- [EXERCISE DIRECTIONS]: Locate each line holding the string "Cluttered" and copy it.

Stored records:
────────────────

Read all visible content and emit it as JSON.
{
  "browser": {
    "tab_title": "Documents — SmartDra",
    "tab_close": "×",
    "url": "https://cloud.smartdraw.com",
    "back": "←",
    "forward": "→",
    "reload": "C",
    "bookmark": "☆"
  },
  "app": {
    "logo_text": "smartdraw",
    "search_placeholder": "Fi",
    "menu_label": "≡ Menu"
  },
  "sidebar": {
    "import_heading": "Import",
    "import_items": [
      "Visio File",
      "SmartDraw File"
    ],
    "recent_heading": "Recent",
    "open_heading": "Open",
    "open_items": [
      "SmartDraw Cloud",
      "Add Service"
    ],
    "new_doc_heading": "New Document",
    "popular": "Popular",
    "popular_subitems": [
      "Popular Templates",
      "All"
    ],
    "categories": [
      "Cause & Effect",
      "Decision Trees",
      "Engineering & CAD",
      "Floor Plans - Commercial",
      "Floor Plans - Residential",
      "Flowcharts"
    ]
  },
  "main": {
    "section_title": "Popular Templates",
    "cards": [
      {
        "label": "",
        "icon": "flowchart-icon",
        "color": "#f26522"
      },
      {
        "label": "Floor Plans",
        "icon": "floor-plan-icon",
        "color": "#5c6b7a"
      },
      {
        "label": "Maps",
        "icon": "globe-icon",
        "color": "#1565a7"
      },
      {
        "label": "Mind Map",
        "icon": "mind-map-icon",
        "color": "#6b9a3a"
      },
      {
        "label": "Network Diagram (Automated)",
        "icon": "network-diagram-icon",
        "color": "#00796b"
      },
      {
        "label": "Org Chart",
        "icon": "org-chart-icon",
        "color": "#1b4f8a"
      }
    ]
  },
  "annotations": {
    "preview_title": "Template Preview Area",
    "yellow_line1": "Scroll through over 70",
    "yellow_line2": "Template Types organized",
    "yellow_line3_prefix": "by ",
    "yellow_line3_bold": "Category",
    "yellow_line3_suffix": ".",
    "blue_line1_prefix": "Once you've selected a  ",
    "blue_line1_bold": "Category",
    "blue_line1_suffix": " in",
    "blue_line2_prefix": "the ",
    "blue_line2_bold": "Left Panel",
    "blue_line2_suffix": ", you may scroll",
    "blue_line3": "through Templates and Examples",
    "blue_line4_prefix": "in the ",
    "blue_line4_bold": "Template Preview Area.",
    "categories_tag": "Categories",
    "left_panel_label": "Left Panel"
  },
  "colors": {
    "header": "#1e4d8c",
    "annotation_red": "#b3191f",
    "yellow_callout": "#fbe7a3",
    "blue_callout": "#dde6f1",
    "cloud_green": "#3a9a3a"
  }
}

────────────────

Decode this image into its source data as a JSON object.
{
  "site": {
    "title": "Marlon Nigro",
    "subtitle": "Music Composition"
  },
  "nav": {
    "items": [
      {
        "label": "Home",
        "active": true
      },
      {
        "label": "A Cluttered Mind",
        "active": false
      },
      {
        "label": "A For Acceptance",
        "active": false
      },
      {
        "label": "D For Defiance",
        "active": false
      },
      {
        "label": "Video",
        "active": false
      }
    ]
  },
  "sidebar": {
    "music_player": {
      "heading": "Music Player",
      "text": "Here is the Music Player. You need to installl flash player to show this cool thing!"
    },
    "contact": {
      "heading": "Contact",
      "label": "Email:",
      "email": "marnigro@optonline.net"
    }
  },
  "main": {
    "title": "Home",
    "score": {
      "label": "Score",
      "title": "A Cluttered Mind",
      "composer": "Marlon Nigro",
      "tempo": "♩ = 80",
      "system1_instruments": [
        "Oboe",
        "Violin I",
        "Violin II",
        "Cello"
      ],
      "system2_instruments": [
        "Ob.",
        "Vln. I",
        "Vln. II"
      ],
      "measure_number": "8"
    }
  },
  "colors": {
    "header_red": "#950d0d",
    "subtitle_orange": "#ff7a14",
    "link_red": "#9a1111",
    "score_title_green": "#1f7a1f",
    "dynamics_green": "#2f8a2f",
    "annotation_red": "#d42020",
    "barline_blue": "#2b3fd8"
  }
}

────────────────

- [ANSWER TO THIS TASK]:
        "label": "A Cluttered Mind",
      "title": "A Cluttered Mind",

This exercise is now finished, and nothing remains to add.